(Items listed in a dataset)
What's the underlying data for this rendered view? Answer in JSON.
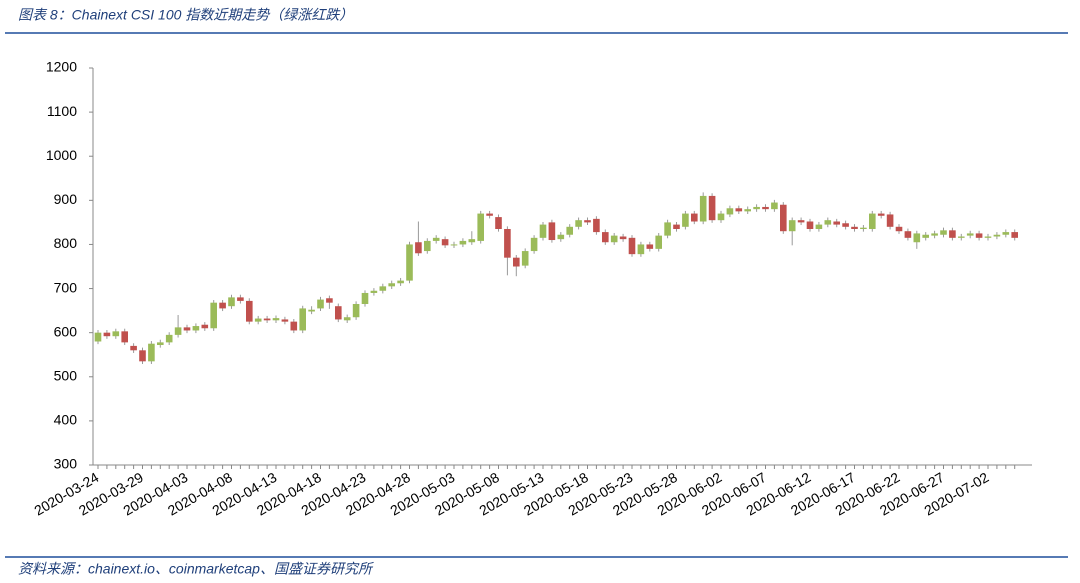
{
  "header": {
    "title": "图表 8：Chainext CSI 100 指数近期走势（绿涨红跌）"
  },
  "footer": {
    "source": "资料来源：chainext.io、coinmarketcap、国盛证券研究所"
  },
  "chart_data": {
    "type": "candlestick",
    "up_color": "#9bbb59",
    "down_color": "#c0504d",
    "ylim": [
      300,
      1200
    ],
    "yticks": [
      300,
      400,
      500,
      600,
      700,
      800,
      900,
      1000,
      1100,
      1200
    ],
    "categories": [
      "2020-03-24",
      null,
      null,
      null,
      null,
      "2020-03-29",
      null,
      null,
      null,
      null,
      "2020-04-03",
      null,
      null,
      null,
      null,
      "2020-04-08",
      null,
      null,
      null,
      null,
      "2020-04-13",
      null,
      null,
      null,
      null,
      "2020-04-18",
      null,
      null,
      null,
      null,
      "2020-04-23",
      null,
      null,
      null,
      null,
      "2020-04-28",
      null,
      null,
      null,
      null,
      "2020-05-03",
      null,
      null,
      null,
      null,
      "2020-05-08",
      null,
      null,
      null,
      null,
      "2020-05-13",
      null,
      null,
      null,
      null,
      "2020-05-18",
      null,
      null,
      null,
      null,
      "2020-05-23",
      null,
      null,
      null,
      null,
      "2020-05-28",
      null,
      null,
      null,
      null,
      "2020-06-02",
      null,
      null,
      null,
      null,
      "2020-06-07",
      null,
      null,
      null,
      null,
      "2020-06-12",
      null,
      null,
      null,
      null,
      "2020-06-17",
      null,
      null,
      null,
      null,
      "2020-06-22",
      null,
      null,
      null,
      null,
      "2020-06-27",
      null,
      null,
      null,
      null,
      "2020-07-02",
      null,
      null,
      null
    ],
    "open": [
      580,
      600,
      592,
      603,
      570,
      560,
      535,
      572,
      578,
      595,
      612,
      605,
      618,
      610,
      668,
      660,
      680,
      672,
      625,
      632,
      628,
      630,
      625,
      605,
      648,
      655,
      678,
      660,
      628,
      635,
      665,
      690,
      695,
      705,
      712,
      718,
      805,
      785,
      808,
      812,
      798,
      800,
      805,
      808,
      870,
      862,
      835,
      770,
      752,
      785,
      815,
      850,
      812,
      822,
      840,
      855,
      858,
      828,
      805,
      818,
      815,
      778,
      800,
      790,
      820,
      845,
      840,
      870,
      852,
      910,
      855,
      868,
      882,
      875,
      880,
      885,
      880,
      890,
      830,
      855,
      852,
      835,
      845,
      852,
      848,
      840,
      835,
      835,
      870,
      868,
      840,
      830,
      805,
      815,
      820,
      822,
      832,
      815,
      820,
      825,
      815,
      818,
      822,
      828
    ],
    "high": [
      606,
      606,
      609,
      609,
      576,
      566,
      581,
      584,
      601,
      640,
      618,
      621,
      624,
      674,
      674,
      686,
      686,
      678,
      638,
      638,
      639,
      636,
      631,
      661,
      660,
      681,
      684,
      666,
      641,
      671,
      696,
      701,
      711,
      718,
      724,
      806,
      852,
      814,
      821,
      818,
      806,
      814,
      830,
      876,
      876,
      868,
      841,
      776,
      791,
      821,
      851,
      856,
      828,
      846,
      861,
      861,
      864,
      834,
      826,
      824,
      821,
      806,
      806,
      826,
      856,
      851,
      876,
      876,
      918,
      916,
      876,
      888,
      888,
      886,
      891,
      891,
      901,
      896,
      861,
      861,
      858,
      851,
      861,
      858,
      854,
      846,
      844,
      876,
      876,
      874,
      846,
      836,
      831,
      828,
      831,
      838,
      838,
      824,
      831,
      831,
      824,
      828,
      834,
      834
    ],
    "low": [
      574,
      586,
      586,
      572,
      554,
      529,
      529,
      566,
      572,
      589,
      599,
      599,
      604,
      604,
      649,
      654,
      666,
      619,
      619,
      622,
      622,
      619,
      599,
      599,
      642,
      649,
      654,
      624,
      622,
      629,
      659,
      684,
      689,
      699,
      706,
      712,
      774,
      779,
      802,
      792,
      792,
      794,
      799,
      802,
      859,
      829,
      730,
      728,
      746,
      779,
      809,
      804,
      806,
      816,
      834,
      844,
      822,
      799,
      799,
      806,
      772,
      772,
      784,
      784,
      814,
      829,
      834,
      846,
      846,
      849,
      849,
      862,
      869,
      869,
      874,
      874,
      874,
      824,
      798,
      844,
      829,
      829,
      839,
      839,
      834,
      829,
      829,
      829,
      859,
      834,
      824,
      809,
      790,
      809,
      814,
      816,
      809,
      809,
      814,
      809,
      809,
      812,
      816,
      809
    ],
    "close": [
      600,
      592,
      603,
      578,
      560,
      535,
      575,
      578,
      595,
      612,
      605,
      615,
      610,
      668,
      655,
      680,
      672,
      625,
      632,
      628,
      633,
      625,
      605,
      655,
      652,
      675,
      668,
      630,
      635,
      665,
      690,
      695,
      705,
      712,
      718,
      800,
      780,
      808,
      815,
      798,
      800,
      808,
      812,
      870,
      865,
      835,
      770,
      750,
      785,
      815,
      845,
      810,
      822,
      840,
      855,
      850,
      828,
      805,
      820,
      812,
      778,
      800,
      790,
      820,
      850,
      835,
      870,
      852,
      910,
      855,
      870,
      882,
      875,
      880,
      885,
      880,
      895,
      830,
      855,
      850,
      835,
      845,
      855,
      845,
      840,
      835,
      838,
      870,
      865,
      840,
      830,
      815,
      825,
      822,
      825,
      832,
      815,
      818,
      825,
      815,
      818,
      822,
      828,
      815
    ]
  }
}
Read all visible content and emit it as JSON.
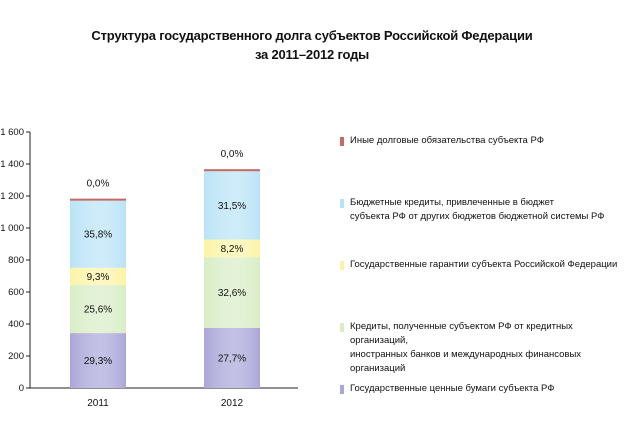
{
  "title": {
    "line1": "Структура государственного долга субъектов Российской Федерации",
    "line2": "за 2011–2012 годы"
  },
  "chart_data": {
    "type": "stacked-bar",
    "title": "Структура государственного долга субъектов Российской Федерации за 2011–2012 годы",
    "categories": [
      "2011",
      "2012"
    ],
    "totals": [
      1171,
      1355
    ],
    "ylim": [
      0,
      1600
    ],
    "yticks": [
      0,
      200,
      400,
      600,
      800,
      1000,
      1200,
      1400,
      1600
    ],
    "ytick_labels": [
      "0",
      "200",
      "400",
      "600",
      "800",
      "1 000",
      "1 200",
      "1 400",
      "1 600"
    ],
    "legend_position": "right",
    "series": [
      {
        "name": "Государственные ценные бумаги субъекта РФ",
        "color": "#a9a6d8",
        "percents": [
          29.3,
          27.7
        ],
        "labels": [
          "29,3%",
          "27,7%"
        ]
      },
      {
        "name": "Кредиты, полученные субъектом РФ от кредитных организаций,\nиностранных банков и международных финансовых организаций",
        "color": "#d8edc6",
        "percents": [
          25.6,
          32.6
        ],
        "labels": [
          "25,6%",
          "32,6%"
        ]
      },
      {
        "name": "Государственные гарантии субъекта Российской Федерации",
        "color": "#fbf4a6",
        "percents": [
          9.3,
          8.2
        ],
        "labels": [
          "9,3%",
          "8,2%"
        ]
      },
      {
        "name": "Бюджетные кредиты, привлеченные в бюджет\nсубъекта РФ от других бюджетов бюджетной системы РФ",
        "color": "#b9e3f6",
        "percents": [
          35.8,
          31.5
        ],
        "labels": [
          "35,8%",
          "31,5%"
        ]
      },
      {
        "name": "Иные долговые обязательства субъекта РФ",
        "color": "#c46a62",
        "percents": [
          0.0,
          0.0
        ],
        "labels": [
          "0,0%",
          "0,0%"
        ]
      }
    ]
  }
}
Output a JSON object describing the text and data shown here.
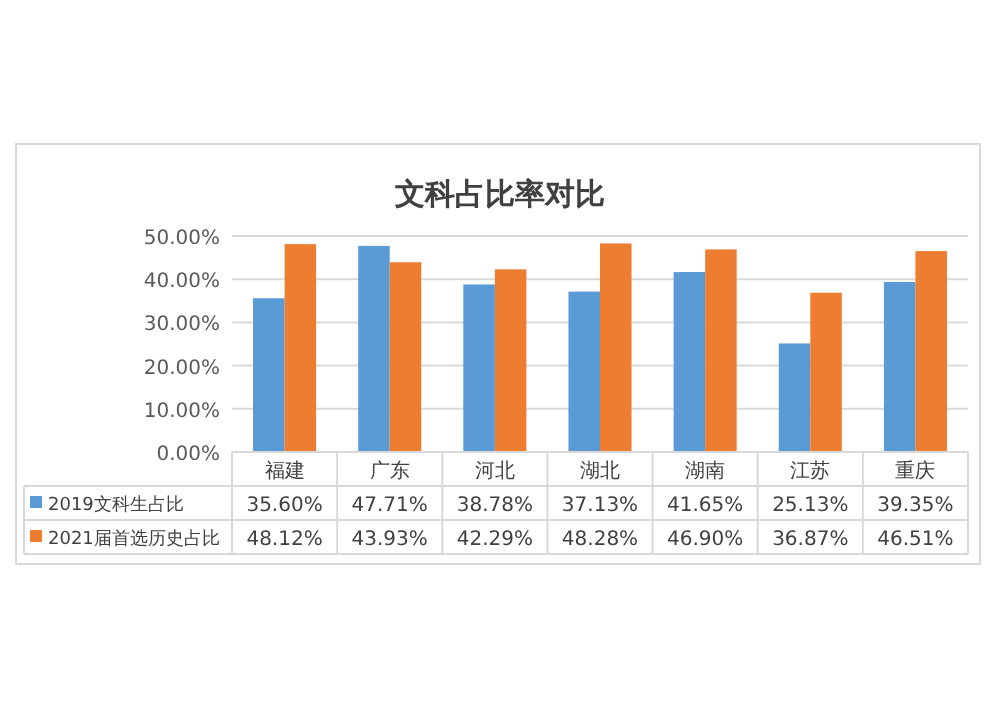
{
  "chart_data": {
    "type": "bar",
    "title": "文科占比率对比",
    "categories": [
      "福建",
      "广东",
      "河北",
      "湖北",
      "湖南",
      "江苏",
      "重庆"
    ],
    "series": [
      {
        "name": "2019文科生占比",
        "color": "#5b9bd5",
        "values": [
          35.6,
          47.71,
          38.78,
          37.13,
          41.65,
          25.13,
          39.35
        ],
        "value_labels": [
          "35.60%",
          "47.71%",
          "38.78%",
          "37.13%",
          "41.65%",
          "25.13%",
          "39.35%"
        ]
      },
      {
        "name": "2021届首选历史占比",
        "color": "#ed7d31",
        "values": [
          48.12,
          43.93,
          42.29,
          48.28,
          46.9,
          36.87,
          46.51
        ],
        "value_labels": [
          "48.12%",
          "43.93%",
          "42.29%",
          "48.28%",
          "46.90%",
          "36.87%",
          "46.51%"
        ]
      }
    ],
    "ylim": [
      0,
      50
    ],
    "yticks": [
      {
        "value": 0,
        "label": "0.00%"
      },
      {
        "value": 10,
        "label": "10.00%"
      },
      {
        "value": 20,
        "label": "20.00%"
      },
      {
        "value": 30,
        "label": "30.00%"
      },
      {
        "value": 40,
        "label": "40.00%"
      },
      {
        "value": 50,
        "label": "50.00%"
      }
    ],
    "grid": "y",
    "legend": "bottom"
  }
}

▶ Exercise task
Go through the records and gather the lines that hold "Государственные".

▶ Completed task
        "name": "Государственные ценные бумаги субъекта РФ",
        "name": "Государственные гарантии субъекта Российской Федерации",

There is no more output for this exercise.